BEGIN Data shown

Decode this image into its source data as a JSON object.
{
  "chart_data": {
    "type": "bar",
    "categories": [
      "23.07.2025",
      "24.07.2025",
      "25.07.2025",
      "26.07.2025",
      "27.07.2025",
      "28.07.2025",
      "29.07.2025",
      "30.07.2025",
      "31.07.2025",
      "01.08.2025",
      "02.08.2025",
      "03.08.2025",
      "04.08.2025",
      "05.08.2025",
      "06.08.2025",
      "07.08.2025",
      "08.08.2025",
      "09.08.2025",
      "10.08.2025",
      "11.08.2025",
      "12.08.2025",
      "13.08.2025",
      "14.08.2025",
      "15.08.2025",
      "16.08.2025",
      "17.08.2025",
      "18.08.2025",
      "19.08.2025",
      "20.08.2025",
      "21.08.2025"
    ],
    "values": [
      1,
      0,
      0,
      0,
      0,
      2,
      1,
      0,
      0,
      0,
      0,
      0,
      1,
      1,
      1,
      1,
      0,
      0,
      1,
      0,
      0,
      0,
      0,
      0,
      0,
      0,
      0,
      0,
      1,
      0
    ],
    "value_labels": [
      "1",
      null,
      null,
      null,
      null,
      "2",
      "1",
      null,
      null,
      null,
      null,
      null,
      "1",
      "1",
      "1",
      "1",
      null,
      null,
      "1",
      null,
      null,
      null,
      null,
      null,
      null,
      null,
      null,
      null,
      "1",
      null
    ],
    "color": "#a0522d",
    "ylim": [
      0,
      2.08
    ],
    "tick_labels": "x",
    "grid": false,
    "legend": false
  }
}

END Data shown

- _Task_
Extract each entry in full and write it down exactly.

- _Answer to this task_
Decode this image into its source data as a JSON object.
{
  "chart_data": {
    "type": "bar",
    "categories": [
      "23.07.2025",
      "24.07.2025",
      "25.07.2025",
      "26.07.2025",
      "27.07.2025",
      "28.07.2025",
      "29.07.2025",
      "30.07.2025",
      "31.07.2025",
      "01.08.2025",
      "02.08.2025",
      "03.08.2025",
      "04.08.2025",
      "05.08.2025",
      "06.08.2025",
      "07.08.2025",
      "08.08.2025",
      "09.08.2025",
      "10.08.2025",
      "11.08.2025",
      "12.08.2025",
      "13.08.2025",
      "14.08.2025",
      "15.08.2025",
      "16.08.2025",
      "17.08.2025",
      "18.08.2025",
      "19.08.2025",
      "20.08.2025",
      "21.08.2025"
    ],
    "values": [
      1,
      0,
      0,
      0,
      0,
      2,
      1,
      0,
      0,
      0,
      0,
      0,
      1,
      1,
      1,
      1,
      0,
      0,
      1,
      0,
      0,
      0,
      0,
      0,
      0,
      0,
      0,
      0,
      1,
      0
    ],
    "value_labels": [
      "1",
      null,
      null,
      null,
      null,
      "2",
      "1",
      null,
      null,
      null,
      null,
      null,
      "1",
      "1",
      "1",
      "1",
      null,
      null,
      "1",
      null,
      null,
      null,
      null,
      null,
      null,
      null,
      null,
      null,
      "1",
      null
    ],
    "color": "#a0522d",
    "ylim": [
      0,
      2.08
    ],
    "tick_labels": "x",
    "grid": false,
    "legend": false
  }
}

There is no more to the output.